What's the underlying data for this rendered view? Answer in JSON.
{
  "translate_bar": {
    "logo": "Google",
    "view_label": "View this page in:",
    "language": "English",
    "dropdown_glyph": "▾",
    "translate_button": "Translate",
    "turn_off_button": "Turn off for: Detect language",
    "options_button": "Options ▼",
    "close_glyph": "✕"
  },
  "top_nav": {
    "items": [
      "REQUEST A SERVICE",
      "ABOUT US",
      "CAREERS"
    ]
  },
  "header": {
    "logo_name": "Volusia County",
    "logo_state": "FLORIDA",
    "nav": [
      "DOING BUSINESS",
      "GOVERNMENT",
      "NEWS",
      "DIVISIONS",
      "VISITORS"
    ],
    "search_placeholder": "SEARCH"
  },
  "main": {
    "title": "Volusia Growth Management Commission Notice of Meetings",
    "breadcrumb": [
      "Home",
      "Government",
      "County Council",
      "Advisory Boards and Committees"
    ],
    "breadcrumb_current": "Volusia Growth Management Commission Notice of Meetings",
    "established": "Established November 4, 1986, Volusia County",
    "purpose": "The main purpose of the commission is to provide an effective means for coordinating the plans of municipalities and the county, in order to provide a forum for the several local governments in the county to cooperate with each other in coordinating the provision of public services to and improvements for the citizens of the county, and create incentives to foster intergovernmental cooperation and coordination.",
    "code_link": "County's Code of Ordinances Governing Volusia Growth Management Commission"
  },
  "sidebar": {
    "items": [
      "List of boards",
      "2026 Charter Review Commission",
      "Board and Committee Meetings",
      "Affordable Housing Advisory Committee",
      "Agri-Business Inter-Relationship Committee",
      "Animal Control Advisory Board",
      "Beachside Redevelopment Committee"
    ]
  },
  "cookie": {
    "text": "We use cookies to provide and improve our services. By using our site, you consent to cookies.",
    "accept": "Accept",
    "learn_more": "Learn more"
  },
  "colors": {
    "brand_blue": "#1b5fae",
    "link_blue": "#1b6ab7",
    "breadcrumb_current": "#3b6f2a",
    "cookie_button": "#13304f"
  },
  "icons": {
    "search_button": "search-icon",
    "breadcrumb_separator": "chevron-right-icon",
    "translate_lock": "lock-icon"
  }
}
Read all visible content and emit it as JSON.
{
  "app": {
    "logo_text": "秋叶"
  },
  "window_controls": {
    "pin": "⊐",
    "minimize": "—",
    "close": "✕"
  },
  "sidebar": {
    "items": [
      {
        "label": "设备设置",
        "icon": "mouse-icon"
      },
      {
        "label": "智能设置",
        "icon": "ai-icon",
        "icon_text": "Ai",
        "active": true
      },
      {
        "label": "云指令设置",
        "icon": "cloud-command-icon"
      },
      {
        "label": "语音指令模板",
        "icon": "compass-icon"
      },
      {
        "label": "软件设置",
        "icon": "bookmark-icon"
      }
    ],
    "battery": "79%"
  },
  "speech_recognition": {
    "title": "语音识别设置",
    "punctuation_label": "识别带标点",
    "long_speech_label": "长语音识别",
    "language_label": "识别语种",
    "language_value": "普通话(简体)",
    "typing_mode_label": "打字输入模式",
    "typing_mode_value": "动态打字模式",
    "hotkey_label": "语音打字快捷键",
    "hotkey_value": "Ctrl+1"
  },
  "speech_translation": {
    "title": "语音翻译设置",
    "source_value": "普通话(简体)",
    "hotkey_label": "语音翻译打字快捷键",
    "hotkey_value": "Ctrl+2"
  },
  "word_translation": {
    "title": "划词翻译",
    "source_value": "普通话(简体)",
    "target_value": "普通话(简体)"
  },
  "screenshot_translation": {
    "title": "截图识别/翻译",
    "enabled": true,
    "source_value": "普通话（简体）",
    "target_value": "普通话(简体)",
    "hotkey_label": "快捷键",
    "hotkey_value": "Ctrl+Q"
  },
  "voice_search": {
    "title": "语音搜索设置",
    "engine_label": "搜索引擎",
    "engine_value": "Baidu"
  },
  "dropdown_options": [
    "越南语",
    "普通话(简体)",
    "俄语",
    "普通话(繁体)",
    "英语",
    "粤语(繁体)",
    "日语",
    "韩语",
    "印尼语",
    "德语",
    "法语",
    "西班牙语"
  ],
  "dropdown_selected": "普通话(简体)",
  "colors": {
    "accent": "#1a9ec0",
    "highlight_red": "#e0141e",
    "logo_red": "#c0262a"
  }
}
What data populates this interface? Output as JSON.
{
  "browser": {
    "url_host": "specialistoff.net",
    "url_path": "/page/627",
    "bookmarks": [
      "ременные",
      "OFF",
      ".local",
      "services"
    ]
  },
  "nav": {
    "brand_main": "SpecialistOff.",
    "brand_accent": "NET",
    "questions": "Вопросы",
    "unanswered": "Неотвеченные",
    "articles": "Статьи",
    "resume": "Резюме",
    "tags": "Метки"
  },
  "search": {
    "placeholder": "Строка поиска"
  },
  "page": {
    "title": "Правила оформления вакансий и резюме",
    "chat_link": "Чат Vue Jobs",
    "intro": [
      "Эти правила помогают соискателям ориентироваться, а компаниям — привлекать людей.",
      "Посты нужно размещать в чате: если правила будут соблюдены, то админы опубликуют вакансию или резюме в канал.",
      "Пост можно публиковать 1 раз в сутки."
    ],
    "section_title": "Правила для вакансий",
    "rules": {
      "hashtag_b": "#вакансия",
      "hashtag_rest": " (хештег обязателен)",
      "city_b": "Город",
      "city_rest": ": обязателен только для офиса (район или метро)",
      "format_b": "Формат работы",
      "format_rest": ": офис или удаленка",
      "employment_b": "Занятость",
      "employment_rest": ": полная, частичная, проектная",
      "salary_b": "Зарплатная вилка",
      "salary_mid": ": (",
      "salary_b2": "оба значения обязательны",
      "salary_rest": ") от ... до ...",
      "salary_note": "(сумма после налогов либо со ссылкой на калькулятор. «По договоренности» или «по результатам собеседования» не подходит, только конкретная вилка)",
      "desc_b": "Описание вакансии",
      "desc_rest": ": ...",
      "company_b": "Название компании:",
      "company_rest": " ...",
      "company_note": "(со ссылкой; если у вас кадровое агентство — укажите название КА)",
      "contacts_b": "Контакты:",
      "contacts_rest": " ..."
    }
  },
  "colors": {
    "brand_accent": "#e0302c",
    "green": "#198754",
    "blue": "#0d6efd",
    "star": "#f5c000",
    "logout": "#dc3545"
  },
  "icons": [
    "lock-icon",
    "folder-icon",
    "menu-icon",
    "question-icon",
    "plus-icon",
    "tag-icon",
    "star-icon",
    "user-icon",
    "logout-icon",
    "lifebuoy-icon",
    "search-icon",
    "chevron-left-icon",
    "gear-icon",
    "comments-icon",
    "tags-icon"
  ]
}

Brief - Print out every record again, exactly and in full.

Problem solution -
What's the underlying data for this rendered view? Answer in JSON.
{
  "translate_bar": {
    "logo": "Google",
    "view_label": "View this page in:",
    "language": "English",
    "dropdown_glyph": "▾",
    "translate_button": "Translate",
    "turn_off_button": "Turn off for: Detect language",
    "options_button": "Options ▼",
    "close_glyph": "✕"
  },
  "top_nav": {
    "items": [
      "REQUEST A SERVICE",
      "ABOUT US",
      "CAREERS"
    ]
  },
  "header": {
    "logo_name": "Volusia County",
    "logo_state": "FLORIDA",
    "nav": [
      "DOING BUSINESS",
      "GOVERNMENT",
      "NEWS",
      "DIVISIONS",
      "VISITORS"
    ],
    "search_placeholder": "SEARCH"
  },
  "main": {
    "title": "Volusia Growth Management Commission Notice of Meetings",
    "breadcrumb": [
      "Home",
      "Government",
      "County Council",
      "Advisory Boards and Committees"
    ],
    "breadcrumb_current": "Volusia Growth Management Commission Notice of Meetings",
    "established": "Established November 4, 1986, Volusia County",
    "purpose": "The main purpose of the commission is to provide an effective means for coordinating the plans of municipalities and the county, in order to provide a forum for the several local governments in the county to cooperate with each other in coordinating the provision of public services to and improvements for the citizens of the county, and create incentives to foster intergovernmental cooperation and coordination.",
    "code_link": "County's Code of Ordinances Governing Volusia Growth Management Commission"
  },
  "sidebar": {
    "items": [
      "List of boards",
      "2026 Charter Review Commission",
      "Board and Committee Meetings",
      "Affordable Housing Advisory Committee",
      "Agri-Business Inter-Relationship Committee",
      "Animal Control Advisory Board",
      "Beachside Redevelopment Committee"
    ]
  },
  "cookie": {
    "text": "We use cookies to provide and improve our services. By using our site, you consent to cookies.",
    "accept": "Accept",
    "learn_more": "Learn more"
  },
  "colors": {
    "brand_blue": "#1b5fae",
    "link_blue": "#1b6ab7",
    "breadcrumb_current": "#3b6f2a",
    "cookie_button": "#13304f"
  },
  "icons": {
    "search_button": "search-icon",
    "breadcrumb_separator": "chevron-right-icon",
    "translate_lock": "lock-icon"
  }
}
Read all visible content and emit it as JSON.
{
  "app": {
    "logo_text": "秋叶"
  },
  "window_controls": {
    "pin": "⊐",
    "minimize": "—",
    "close": "✕"
  },
  "sidebar": {
    "items": [
      {
        "label": "设备设置",
        "icon": "mouse-icon"
      },
      {
        "label": "智能设置",
        "icon": "ai-icon",
        "icon_text": "Ai",
        "active": true
      },
      {
        "label": "云指令设置",
        "icon": "cloud-command-icon"
      },
      {
        "label": "语音指令模板",
        "icon": "compass-icon"
      },
      {
        "label": "软件设置",
        "icon": "bookmark-icon"
      }
    ],
    "battery": "79%"
  },
  "speech_recognition": {
    "title": "语音识别设置",
    "punctuation_label": "识别带标点",
    "long_speech_label": "长语音识别",
    "language_label": "识别语种",
    "language_value": "普通话(简体)",
    "typing_mode_label": "打字输入模式",
    "typing_mode_value": "动态打字模式",
    "hotkey_label": "语音打字快捷键",
    "hotkey_value": "Ctrl+1"
  },
  "speech_translation": {
    "title": "语音翻译设置",
    "source_value": "普通话(简体)",
    "hotkey_label": "语音翻译打字快捷键",
    "hotkey_value": "Ctrl+2"
  },
  "word_translation": {
    "title": "划词翻译",
    "source_value": "普通话(简体)",
    "target_value": "普通话(简体)"
  },
  "screenshot_translation": {
    "title": "截图识别/翻译",
    "enabled": true,
    "source_value": "普通话（简体）",
    "target_value": "普通话(简体)",
    "hotkey_label": "快捷键",
    "hotkey_value": "Ctrl+Q"
  },
  "voice_search": {
    "title": "语音搜索设置",
    "engine_label": "搜索引擎",
    "engine_value": "Baidu"
  },
  "dropdown_options": [
    "越南语",
    "普通话(简体)",
    "俄语",
    "普通话(繁体)",
    "英语",
    "粤语(繁体)",
    "日语",
    "韩语",
    "印尼语",
    "德语",
    "法语",
    "西班牙语"
  ],
  "dropdown_selected": "普通话(简体)",
  "colors": {
    "accent": "#1a9ec0",
    "highlight_red": "#e0141e",
    "logo_red": "#c0262a"
  }
}
What data populates this interface? Output as JSON.
{
  "browser": {
    "url_host": "specialistoff.net",
    "url_path": "/page/627",
    "bookmarks": [
      "ременные",
      "OFF",
      ".local",
      "services"
    ]
  },
  "nav": {
    "brand_main": "SpecialistOff.",
    "brand_accent": "NET",
    "questions": "Вопросы",
    "unanswered": "Неотвеченные",
    "articles": "Статьи",
    "resume": "Резюме",
    "tags": "Метки"
  },
  "search": {
    "placeholder": "Строка поиска"
  },
  "page": {
    "title": "Правила оформления вакансий и резюме",
    "chat_link": "Чат Vue Jobs",
    "intro": [
      "Эти правила помогают соискателям ориентироваться, а компаниям — привлекать людей.",
      "Посты нужно размещать в чате: если правила будут соблюдены, то админы опубликуют вакансию или резюме в канал.",
      "Пост можно публиковать 1 раз в сутки."
    ],
    "section_title": "Правила для вакансий",
    "rules": {
      "hashtag_b": "#вакансия",
      "hashtag_rest": " (хештег обязателен)",
      "city_b": "Город",
      "city_rest": ": обязателен только для офиса (район или метро)",
      "format_b": "Формат работы",
      "format_rest": ": офис или удаленка",
      "employment_b": "Занятость",
      "employment_rest": ": полная, частичная, проектная",
      "salary_b": "Зарплатная вилка",
      "salary_mid": ": (",
      "salary_b2": "оба значения обязательны",
      "salary_rest": ") от ... до ...",
      "salary_note": "(сумма после налогов либо со ссылкой на калькулятор. «По договоренности» или «по результатам собеседования» не подходит, только конкретная вилка)",
      "desc_b": "Описание вакансии",
      "desc_rest": ": ...",
      "company_b": "Название компании:",
      "company_rest": " ...",
      "company_note": "(со ссылкой; если у вас кадровое агентство — укажите название КА)",
      "contacts_b": "Контакты:",
      "contacts_rest": " ..."
    }
  },
  "colors": {
    "brand_accent": "#e0302c",
    "green": "#198754",
    "blue": "#0d6efd",
    "star": "#f5c000",
    "logout": "#dc3545"
  },
  "icons": [
    "lock-icon",
    "folder-icon",
    "menu-icon",
    "question-icon",
    "plus-icon",
    "tag-icon",
    "star-icon",
    "user-icon",
    "logout-icon",
    "lifebuoy-icon",
    "search-icon",
    "chevron-left-icon",
    "gear-icon",
    "comments-icon",
    "tags-icon"
  ]
}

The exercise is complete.